▶ [Problem requirements]: Transcribe the entries exactly; images are not part of the copy.

▶ [Data records]:
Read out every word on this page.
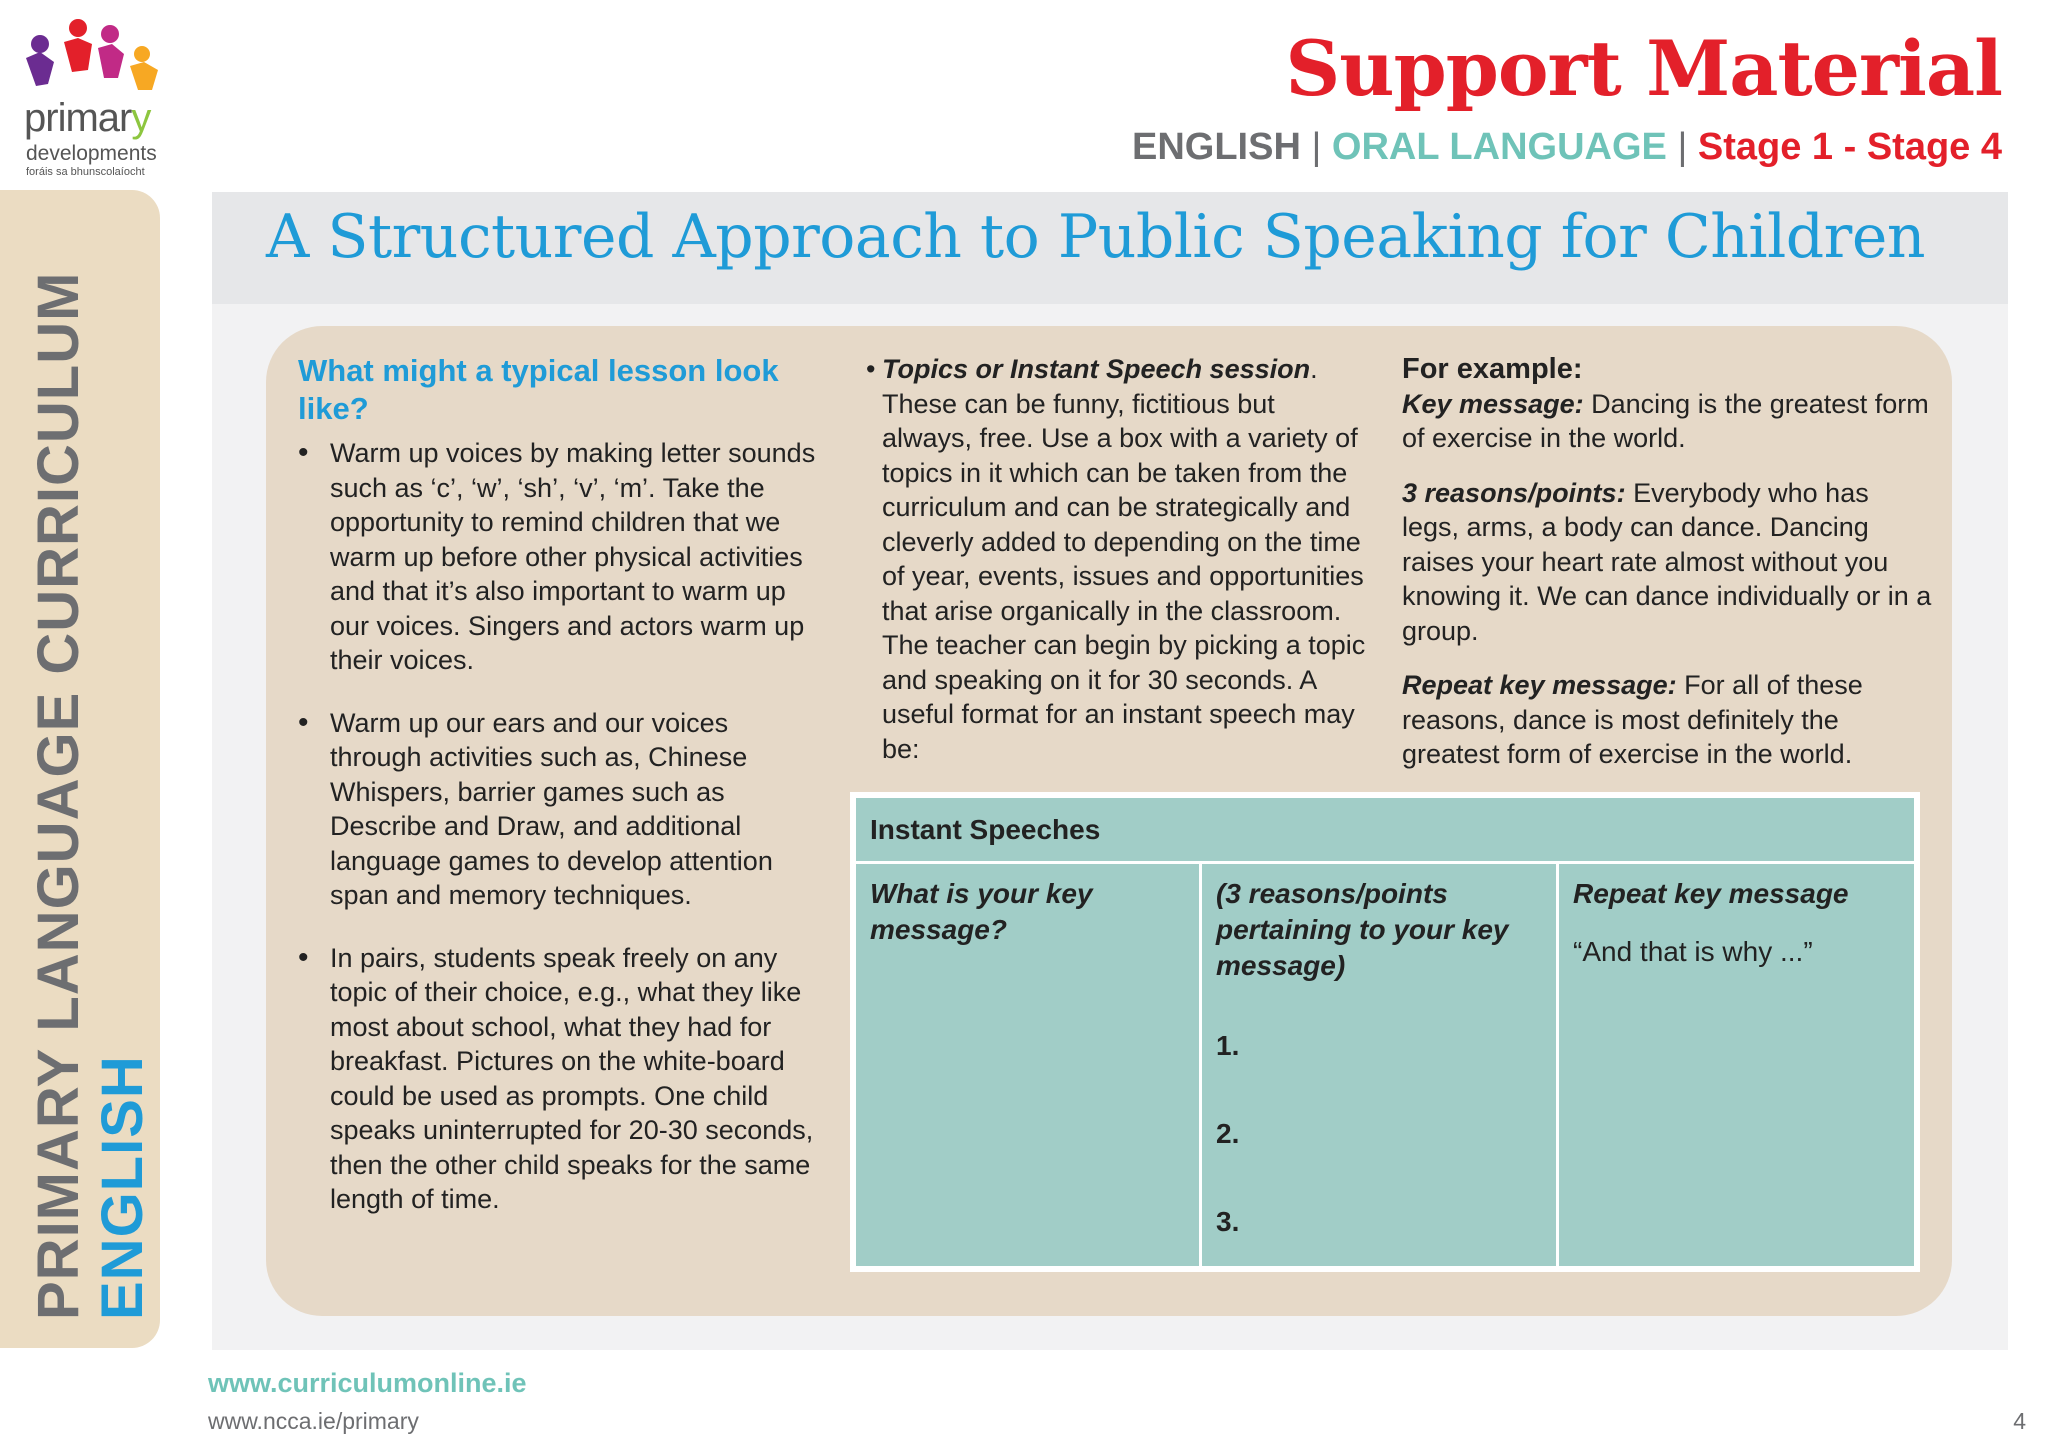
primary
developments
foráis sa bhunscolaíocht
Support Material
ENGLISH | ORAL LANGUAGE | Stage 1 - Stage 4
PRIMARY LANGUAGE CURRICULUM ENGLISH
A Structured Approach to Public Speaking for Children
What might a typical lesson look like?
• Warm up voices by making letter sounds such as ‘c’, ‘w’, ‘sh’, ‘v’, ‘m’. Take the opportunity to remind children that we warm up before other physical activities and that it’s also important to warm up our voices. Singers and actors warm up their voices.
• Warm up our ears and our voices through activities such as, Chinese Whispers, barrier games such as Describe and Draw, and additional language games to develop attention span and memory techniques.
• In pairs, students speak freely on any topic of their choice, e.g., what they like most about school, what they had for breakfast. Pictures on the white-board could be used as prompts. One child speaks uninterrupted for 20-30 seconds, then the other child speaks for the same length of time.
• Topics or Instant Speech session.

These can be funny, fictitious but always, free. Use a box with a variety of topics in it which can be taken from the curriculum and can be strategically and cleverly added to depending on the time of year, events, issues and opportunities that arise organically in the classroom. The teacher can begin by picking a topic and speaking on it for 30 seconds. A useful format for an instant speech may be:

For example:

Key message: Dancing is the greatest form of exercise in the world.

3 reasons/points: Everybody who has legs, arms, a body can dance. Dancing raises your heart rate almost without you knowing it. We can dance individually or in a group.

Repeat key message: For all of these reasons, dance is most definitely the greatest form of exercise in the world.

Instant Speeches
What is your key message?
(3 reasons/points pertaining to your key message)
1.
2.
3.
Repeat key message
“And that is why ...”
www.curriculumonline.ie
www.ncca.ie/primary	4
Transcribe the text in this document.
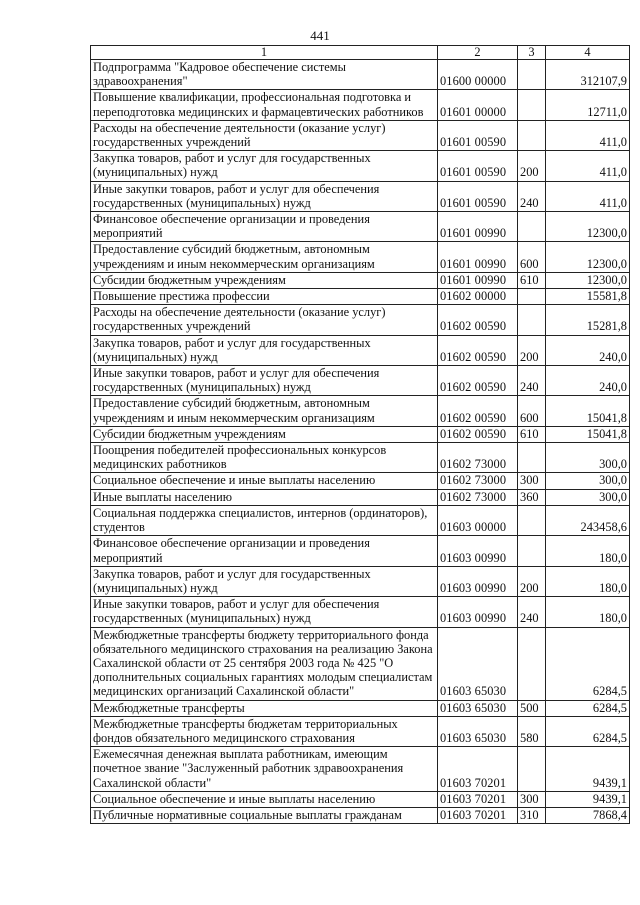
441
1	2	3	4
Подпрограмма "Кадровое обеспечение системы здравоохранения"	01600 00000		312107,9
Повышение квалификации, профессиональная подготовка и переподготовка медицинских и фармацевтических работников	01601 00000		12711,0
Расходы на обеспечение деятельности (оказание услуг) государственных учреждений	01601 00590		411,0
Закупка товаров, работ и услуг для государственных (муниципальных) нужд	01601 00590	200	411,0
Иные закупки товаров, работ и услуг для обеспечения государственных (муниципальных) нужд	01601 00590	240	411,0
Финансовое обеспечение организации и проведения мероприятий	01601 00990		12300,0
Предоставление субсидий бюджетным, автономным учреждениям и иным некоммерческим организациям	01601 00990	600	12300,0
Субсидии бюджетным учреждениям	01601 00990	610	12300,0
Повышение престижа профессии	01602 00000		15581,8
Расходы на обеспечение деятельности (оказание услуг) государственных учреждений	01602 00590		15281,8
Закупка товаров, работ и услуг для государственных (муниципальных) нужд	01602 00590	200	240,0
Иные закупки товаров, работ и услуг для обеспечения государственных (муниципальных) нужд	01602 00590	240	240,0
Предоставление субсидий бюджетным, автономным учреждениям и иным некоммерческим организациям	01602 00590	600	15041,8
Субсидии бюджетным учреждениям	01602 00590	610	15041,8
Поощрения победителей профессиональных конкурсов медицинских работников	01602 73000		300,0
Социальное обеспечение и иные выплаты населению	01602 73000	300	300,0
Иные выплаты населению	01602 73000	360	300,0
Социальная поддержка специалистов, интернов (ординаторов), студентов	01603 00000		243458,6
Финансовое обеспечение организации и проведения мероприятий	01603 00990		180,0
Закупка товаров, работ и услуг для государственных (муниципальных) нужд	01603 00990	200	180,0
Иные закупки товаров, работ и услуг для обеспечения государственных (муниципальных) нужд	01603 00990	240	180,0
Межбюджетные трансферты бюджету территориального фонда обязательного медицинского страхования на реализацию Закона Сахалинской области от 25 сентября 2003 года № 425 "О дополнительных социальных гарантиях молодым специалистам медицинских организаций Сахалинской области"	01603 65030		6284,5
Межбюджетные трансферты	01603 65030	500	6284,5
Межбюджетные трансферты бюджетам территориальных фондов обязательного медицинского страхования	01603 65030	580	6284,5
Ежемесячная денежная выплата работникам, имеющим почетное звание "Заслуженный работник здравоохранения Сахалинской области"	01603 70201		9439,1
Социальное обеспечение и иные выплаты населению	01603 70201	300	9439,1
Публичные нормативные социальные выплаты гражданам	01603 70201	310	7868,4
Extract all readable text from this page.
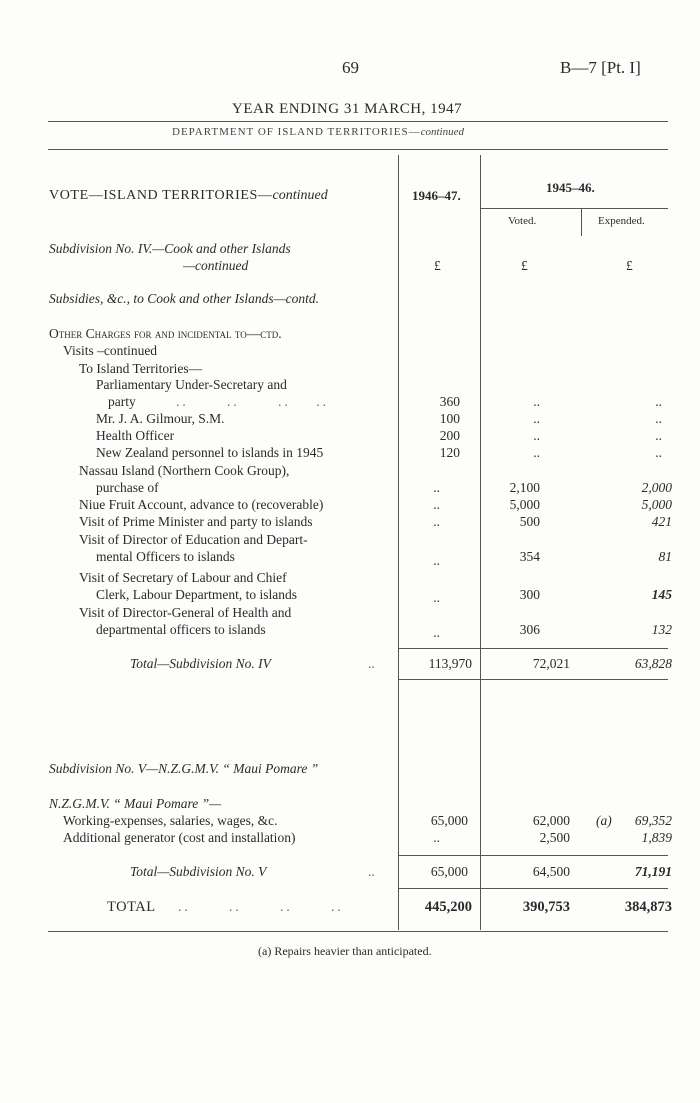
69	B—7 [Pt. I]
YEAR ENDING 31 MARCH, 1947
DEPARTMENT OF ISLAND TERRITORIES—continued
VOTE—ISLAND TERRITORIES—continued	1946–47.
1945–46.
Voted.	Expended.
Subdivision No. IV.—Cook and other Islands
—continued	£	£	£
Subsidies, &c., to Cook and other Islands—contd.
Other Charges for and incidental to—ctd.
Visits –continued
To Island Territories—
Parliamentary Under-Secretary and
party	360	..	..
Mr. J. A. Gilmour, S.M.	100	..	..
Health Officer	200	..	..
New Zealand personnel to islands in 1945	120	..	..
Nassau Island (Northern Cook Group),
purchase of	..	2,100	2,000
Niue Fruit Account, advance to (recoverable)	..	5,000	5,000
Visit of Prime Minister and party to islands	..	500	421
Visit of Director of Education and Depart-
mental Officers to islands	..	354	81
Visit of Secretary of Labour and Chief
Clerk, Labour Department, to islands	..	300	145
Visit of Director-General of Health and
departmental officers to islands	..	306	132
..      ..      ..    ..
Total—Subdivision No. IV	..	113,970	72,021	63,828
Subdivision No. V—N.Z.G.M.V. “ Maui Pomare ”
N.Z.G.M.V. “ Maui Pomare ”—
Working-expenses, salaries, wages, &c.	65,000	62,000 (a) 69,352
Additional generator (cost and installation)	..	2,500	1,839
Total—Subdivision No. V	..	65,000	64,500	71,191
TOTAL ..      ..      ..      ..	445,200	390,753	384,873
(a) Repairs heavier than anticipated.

▶ [Full output]:
Read out every word on this page.
primary
developments
foráis sa bhunscolaíocht
Support Material
ENGLISH | ORAL LANGUAGE | Stage 1 - Stage 4
PRIMARY LANGUAGE CURRICULUM ENGLISH
A Structured Approach to Public Speaking for Children
What might a typical lesson look like?
• Warm up voices by making letter sounds such as ‘c’, ‘w’, ‘sh’, ‘v’, ‘m’. Take the opportunity to remind children that we warm up before other physical activities and that it’s also important to warm up our voices. Singers and actors warm up their voices.
• Warm up our ears and our voices through activities such as, Chinese Whispers, barrier games such as Describe and Draw, and additional language games to develop attention span and memory techniques.
• In pairs, students speak freely on any topic of their choice, e.g., what they like most about school, what they had for breakfast. Pictures on the white-board could be used as prompts. One child speaks uninterrupted for 20-30 seconds, then the other child speaks for the same length of time.
• Topics or Instant Speech session.

These can be funny, fictitious but always, free. Use a box with a variety of topics in it which can be taken from the curriculum and can be strategically and cleverly added to depending on the time of year, events, issues and opportunities that arise organically in the classroom. The teacher can begin by picking a topic and speaking on it for 30 seconds. A useful format for an instant speech may be:

For example:

Key message: Dancing is the greatest form of exercise in the world.

3 reasons/points: Everybody who has legs, arms, a body can dance. Dancing raises your heart rate almost without you knowing it. We can dance individually or in a group.

Repeat key message: For all of these reasons, dance is most definitely the greatest form of exercise in the world.

Instant Speeches
What is your key message?
(3 reasons/points pertaining to your key message)
1.
2.
3.
Repeat key message
“And that is why ...”
www.curriculumonline.ie
www.ncca.ie/primary	4
Transcribe the text in this document.
441
1	2	3	4
Подпрограмма "Кадровое обеспечение системы здравоохранения"	01600 00000		312107,9
Повышение квалификации, профессиональная подготовка и переподготовка медицинских и фармацевтических работников	01601 00000		12711,0
Расходы на обеспечение деятельности (оказание услуг) государственных учреждений	01601 00590		411,0
Закупка товаров, работ и услуг для государственных (муниципальных) нужд	01601 00590	200	411,0
Иные закупки товаров, работ и услуг для обеспечения государственных (муниципальных) нужд	01601 00590	240	411,0
Финансовое обеспечение организации и проведения мероприятий	01601 00990		12300,0
Предоставление субсидий бюджетным, автономным учреждениям и иным некоммерческим организациям	01601 00990	600	12300,0
Субсидии бюджетным учреждениям	01601 00990	610	12300,0
Повышение престижа профессии	01602 00000		15581,8
Расходы на обеспечение деятельности (оказание услуг) государственных учреждений	01602 00590		15281,8
Закупка товаров, работ и услуг для государственных (муниципальных) нужд	01602 00590	200	240,0
Иные закупки товаров, работ и услуг для обеспечения государственных (муниципальных) нужд	01602 00590	240	240,0
Предоставление субсидий бюджетным, автономным учреждениям и иным некоммерческим организациям	01602 00590	600	15041,8
Субсидии бюджетным учреждениям	01602 00590	610	15041,8
Поощрения победителей профессиональных конкурсов медицинских работников	01602 73000		300,0
Социальное обеспечение и иные выплаты населению	01602 73000	300	300,0
Иные выплаты населению	01602 73000	360	300,0
Социальная поддержка специалистов, интернов (ординаторов), студентов	01603 00000		243458,6
Финансовое обеспечение организации и проведения мероприятий	01603 00990		180,0
Закупка товаров, работ и услуг для государственных (муниципальных) нужд	01603 00990	200	180,0
Иные закупки товаров, работ и услуг для обеспечения государственных (муниципальных) нужд	01603 00990	240	180,0
Межбюджетные трансферты бюджету территориального фонда обязательного медицинского страхования на реализацию Закона Сахалинской области от 25 сентября 2003 года № 425 "О дополнительных социальных гарантиях молодым специалистам медицинских организаций Сахалинской области"	01603 65030		6284,5
Межбюджетные трансферты	01603 65030	500	6284,5
Межбюджетные трансферты бюджетам территориальных фондов обязательного медицинского страхования	01603 65030	580	6284,5
Ежемесячная денежная выплата работникам, имеющим почетное звание "Заслуженный работник здравоохранения Сахалинской области"	01603 70201		9439,1
Социальное обеспечение и иные выплаты населению	01603 70201	300	9439,1
Публичные нормативные социальные выплаты гражданам	01603 70201	310	7868,4
Extract all readable text from this page.
69	B—7 [Pt. I]
YEAR ENDING 31 MARCH, 1947
DEPARTMENT OF ISLAND TERRITORIES—continued
VOTE—ISLAND TERRITORIES—continued	1946–47.
1945–46.
Voted.	Expended.
Subdivision No. IV.—Cook and other Islands
—continued	£	£	£
Subsidies, &c., to Cook and other Islands—contd.
Other Charges for and incidental to—ctd.
Visits –continued
To Island Territories—
Parliamentary Under-Secretary and
party	360	..	..
Mr. J. A. Gilmour, S.M.	100	..	..
Health Officer	200	..	..
New Zealand personnel to islands in 1945	120	..	..
Nassau Island (Northern Cook Group),
purchase of	..	2,100	2,000
Niue Fruit Account, advance to (recoverable)	..	5,000	5,000
Visit of Prime Minister and party to islands	..	500	421
Visit of Director of Education and Depart-
mental Officers to islands	..	354	81
Visit of Secretary of Labour and Chief
Clerk, Labour Department, to islands	..	300	145
Visit of Director-General of Health and
departmental officers to islands	..	306	132
..      ..      ..    ..
Total—Subdivision No. IV	..	113,970	72,021	63,828
Subdivision No. V—N.Z.G.M.V. “ Maui Pomare ”
N.Z.G.M.V. “ Maui Pomare ”—
Working-expenses, salaries, wages, &c.	65,000	62,000 (a) 69,352
Additional generator (cost and installation)	..	2,500	1,839
Total—Subdivision No. V	..	65,000	64,500	71,191
TOTAL ..      ..      ..      ..	445,200	390,753	384,873
(a) Repairs heavier than anticipated.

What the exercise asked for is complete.